#### ENTRIES SHOWN

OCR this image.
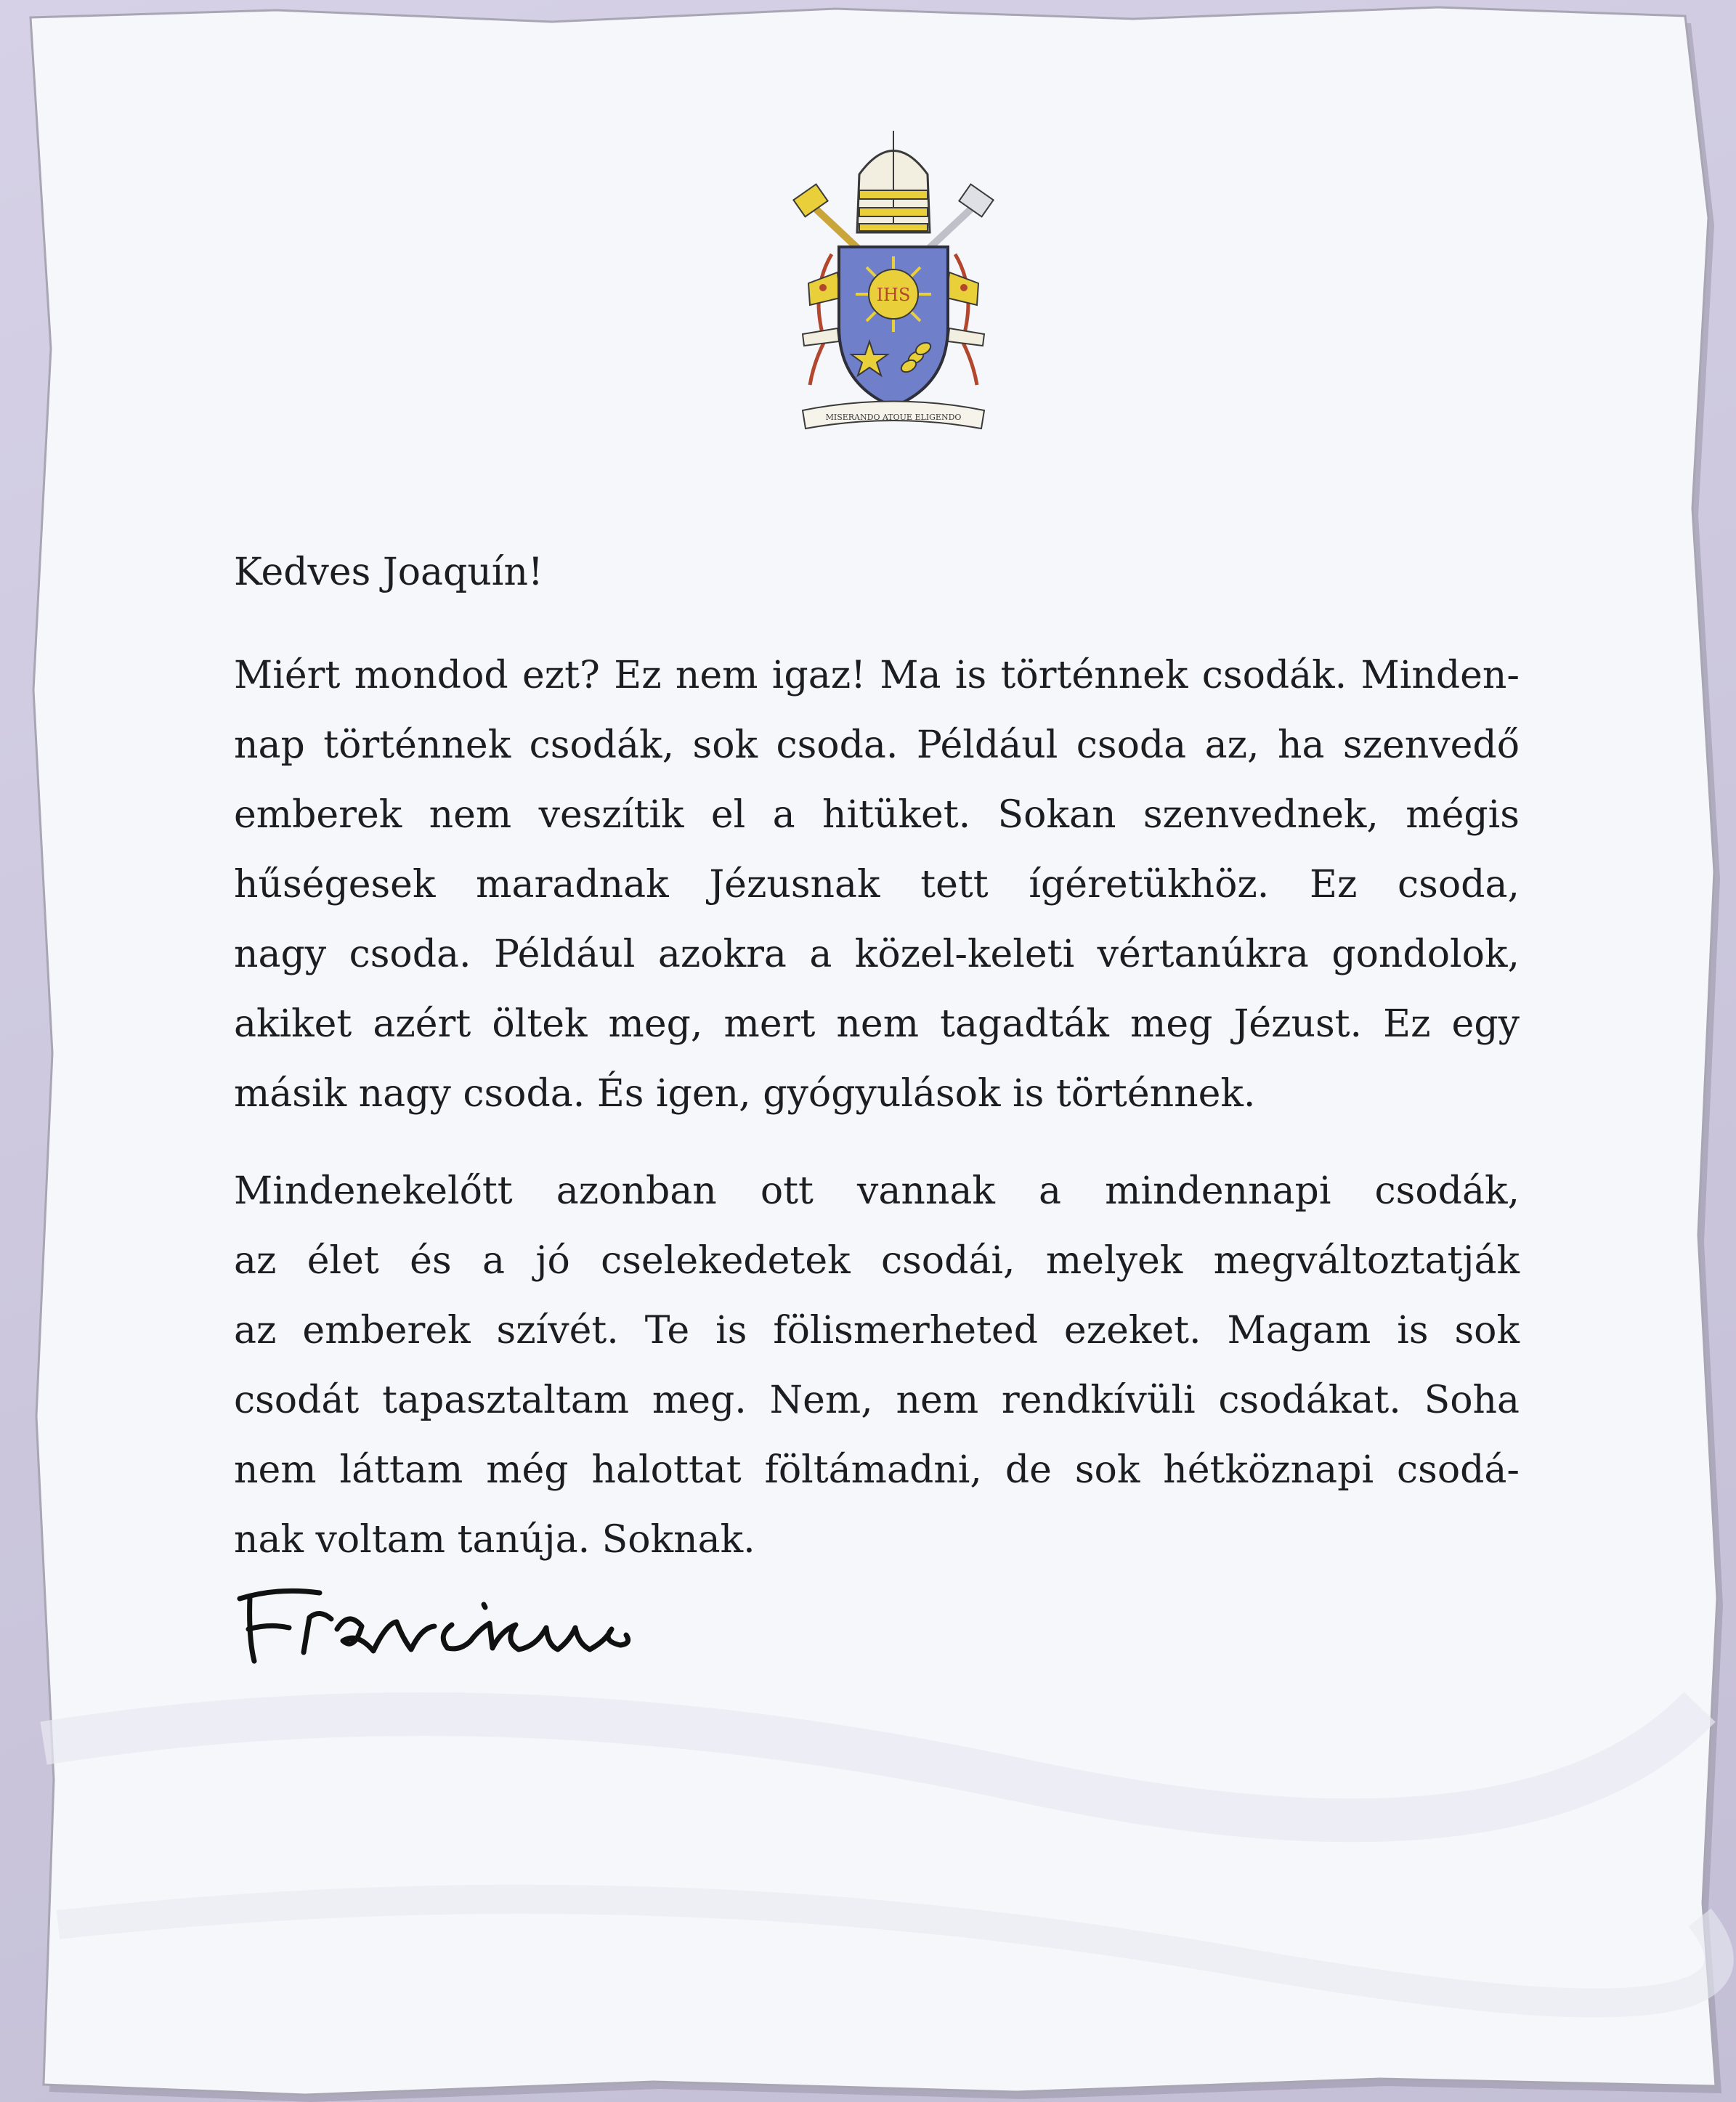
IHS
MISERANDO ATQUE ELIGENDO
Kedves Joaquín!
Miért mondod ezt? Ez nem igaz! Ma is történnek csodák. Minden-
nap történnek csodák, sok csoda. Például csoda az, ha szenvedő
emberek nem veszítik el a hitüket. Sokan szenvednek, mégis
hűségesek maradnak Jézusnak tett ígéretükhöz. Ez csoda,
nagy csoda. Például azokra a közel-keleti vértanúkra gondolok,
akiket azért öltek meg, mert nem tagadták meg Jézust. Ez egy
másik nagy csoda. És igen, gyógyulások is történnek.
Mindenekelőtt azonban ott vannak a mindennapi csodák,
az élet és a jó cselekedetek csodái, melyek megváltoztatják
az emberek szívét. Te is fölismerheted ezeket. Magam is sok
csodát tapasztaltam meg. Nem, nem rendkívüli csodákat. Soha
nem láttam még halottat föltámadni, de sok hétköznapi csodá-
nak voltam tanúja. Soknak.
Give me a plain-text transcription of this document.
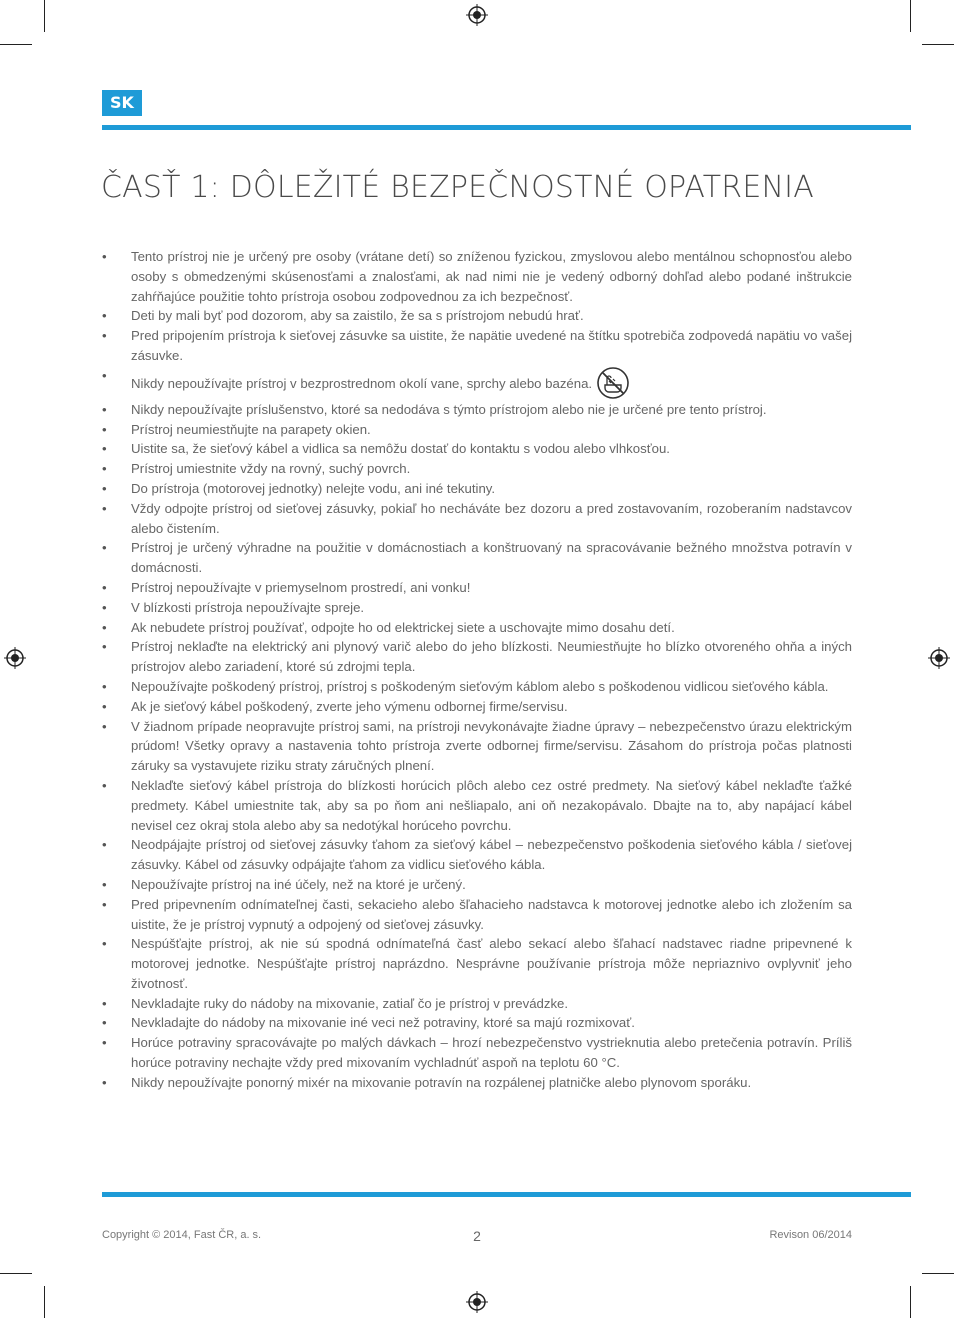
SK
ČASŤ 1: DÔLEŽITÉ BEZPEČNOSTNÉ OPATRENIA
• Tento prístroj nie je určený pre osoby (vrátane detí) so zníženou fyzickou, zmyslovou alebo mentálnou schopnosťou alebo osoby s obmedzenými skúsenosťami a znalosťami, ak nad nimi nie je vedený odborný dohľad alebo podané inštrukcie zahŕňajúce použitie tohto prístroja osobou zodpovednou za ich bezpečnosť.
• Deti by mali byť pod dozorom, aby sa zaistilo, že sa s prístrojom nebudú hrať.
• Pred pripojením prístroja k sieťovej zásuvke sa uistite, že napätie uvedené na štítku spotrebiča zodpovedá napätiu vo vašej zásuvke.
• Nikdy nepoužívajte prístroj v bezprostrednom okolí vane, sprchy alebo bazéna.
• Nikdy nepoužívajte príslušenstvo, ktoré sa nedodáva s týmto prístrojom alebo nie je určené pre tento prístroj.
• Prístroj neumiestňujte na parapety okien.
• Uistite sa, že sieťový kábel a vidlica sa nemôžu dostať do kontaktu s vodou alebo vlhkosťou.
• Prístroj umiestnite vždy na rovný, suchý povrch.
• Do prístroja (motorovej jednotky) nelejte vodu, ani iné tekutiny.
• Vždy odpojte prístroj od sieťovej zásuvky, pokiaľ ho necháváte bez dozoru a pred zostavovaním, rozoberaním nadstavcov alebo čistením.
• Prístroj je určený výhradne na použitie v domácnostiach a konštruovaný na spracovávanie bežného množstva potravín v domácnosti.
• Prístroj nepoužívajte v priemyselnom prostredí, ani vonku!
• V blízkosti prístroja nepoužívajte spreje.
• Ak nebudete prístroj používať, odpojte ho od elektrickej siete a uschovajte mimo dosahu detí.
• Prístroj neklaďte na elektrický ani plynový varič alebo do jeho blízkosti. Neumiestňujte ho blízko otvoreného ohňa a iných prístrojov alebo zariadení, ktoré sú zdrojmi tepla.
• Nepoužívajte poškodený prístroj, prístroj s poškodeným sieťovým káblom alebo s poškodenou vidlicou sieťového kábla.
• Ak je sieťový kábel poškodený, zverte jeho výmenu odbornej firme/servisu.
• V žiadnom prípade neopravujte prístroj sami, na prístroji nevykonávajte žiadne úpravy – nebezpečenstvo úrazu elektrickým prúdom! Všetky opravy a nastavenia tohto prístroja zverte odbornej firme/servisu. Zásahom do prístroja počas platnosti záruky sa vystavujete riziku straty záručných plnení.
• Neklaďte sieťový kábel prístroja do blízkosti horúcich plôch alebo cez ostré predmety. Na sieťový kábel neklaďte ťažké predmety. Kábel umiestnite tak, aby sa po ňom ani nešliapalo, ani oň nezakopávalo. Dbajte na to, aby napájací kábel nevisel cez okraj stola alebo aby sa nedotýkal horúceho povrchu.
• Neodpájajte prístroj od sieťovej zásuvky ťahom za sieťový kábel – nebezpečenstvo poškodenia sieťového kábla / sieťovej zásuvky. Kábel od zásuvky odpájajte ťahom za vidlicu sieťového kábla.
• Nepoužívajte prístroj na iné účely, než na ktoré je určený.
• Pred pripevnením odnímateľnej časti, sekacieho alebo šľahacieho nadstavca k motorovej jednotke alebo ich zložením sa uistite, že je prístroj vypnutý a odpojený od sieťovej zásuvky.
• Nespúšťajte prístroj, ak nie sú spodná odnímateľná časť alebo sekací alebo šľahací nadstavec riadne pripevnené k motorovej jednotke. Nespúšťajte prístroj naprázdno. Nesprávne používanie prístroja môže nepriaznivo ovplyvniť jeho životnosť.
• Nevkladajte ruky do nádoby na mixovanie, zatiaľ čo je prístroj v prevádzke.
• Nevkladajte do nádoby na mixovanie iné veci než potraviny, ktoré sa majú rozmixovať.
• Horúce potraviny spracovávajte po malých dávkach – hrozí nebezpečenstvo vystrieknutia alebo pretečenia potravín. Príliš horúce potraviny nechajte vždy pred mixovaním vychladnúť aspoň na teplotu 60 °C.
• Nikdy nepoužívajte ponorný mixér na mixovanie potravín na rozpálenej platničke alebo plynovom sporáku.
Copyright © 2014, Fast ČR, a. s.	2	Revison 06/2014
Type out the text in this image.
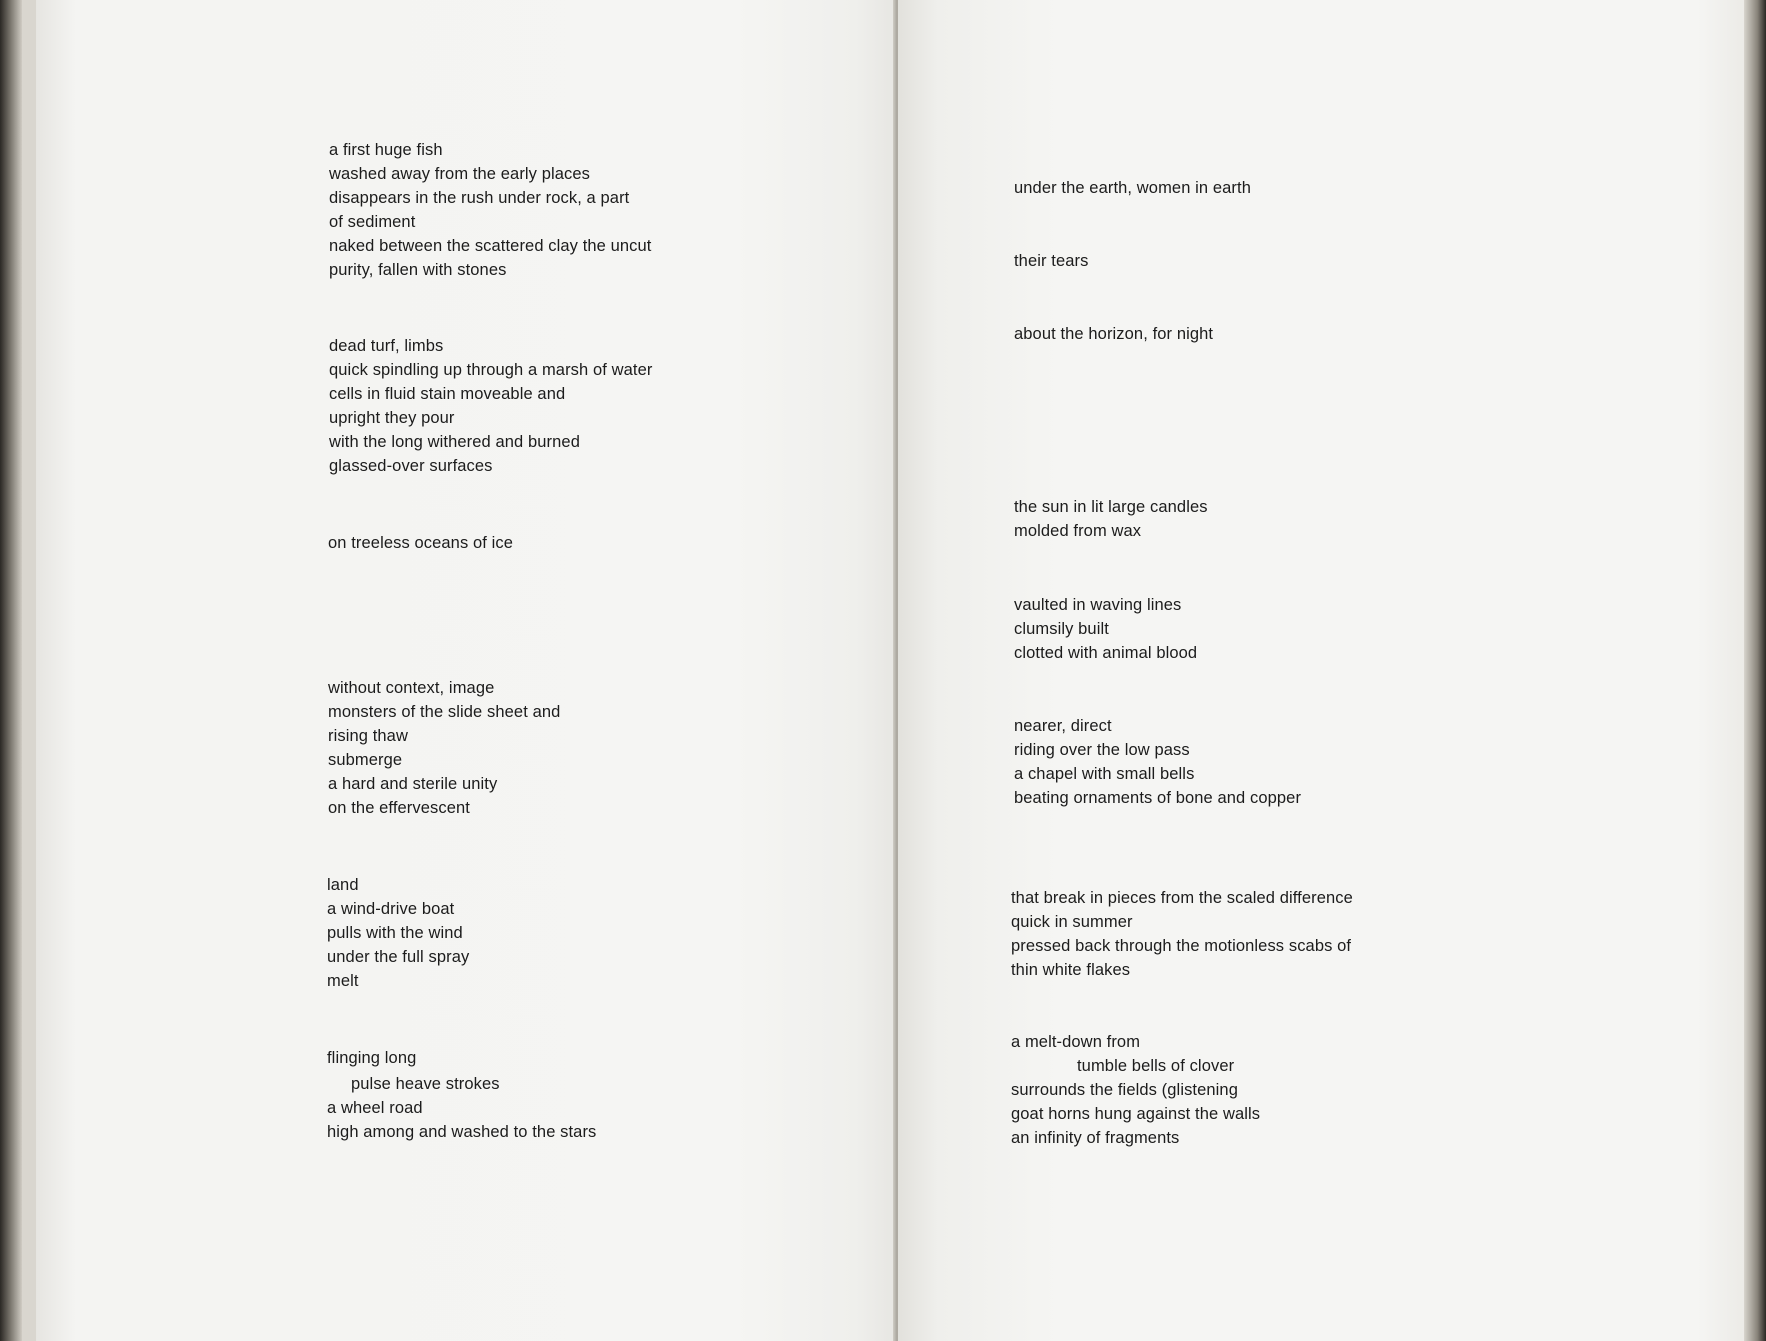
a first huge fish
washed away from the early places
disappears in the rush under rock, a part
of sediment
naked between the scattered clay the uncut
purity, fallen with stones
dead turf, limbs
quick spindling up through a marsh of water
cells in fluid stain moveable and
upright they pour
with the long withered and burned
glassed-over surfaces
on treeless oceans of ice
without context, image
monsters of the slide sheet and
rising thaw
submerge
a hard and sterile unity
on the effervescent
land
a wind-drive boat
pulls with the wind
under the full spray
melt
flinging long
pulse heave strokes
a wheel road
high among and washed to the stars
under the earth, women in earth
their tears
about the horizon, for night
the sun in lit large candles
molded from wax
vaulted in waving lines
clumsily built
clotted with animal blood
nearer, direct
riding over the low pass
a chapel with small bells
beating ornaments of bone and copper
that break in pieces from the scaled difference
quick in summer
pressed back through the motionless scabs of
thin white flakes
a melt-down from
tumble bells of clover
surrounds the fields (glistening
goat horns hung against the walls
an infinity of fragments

#### TASK BRIEF
Collect the lines that hold "prístrojom".

#### THE COMPLETED TASK
• Deti by mali byť pod dozorom, aby sa zaistilo, že sa s prístrojom nebudú hrať.
• Nikdy nepoužívajte príslušenstvo, ktoré sa nedodáva s týmto prístrojom alebo nie je určené pre tento prístroj.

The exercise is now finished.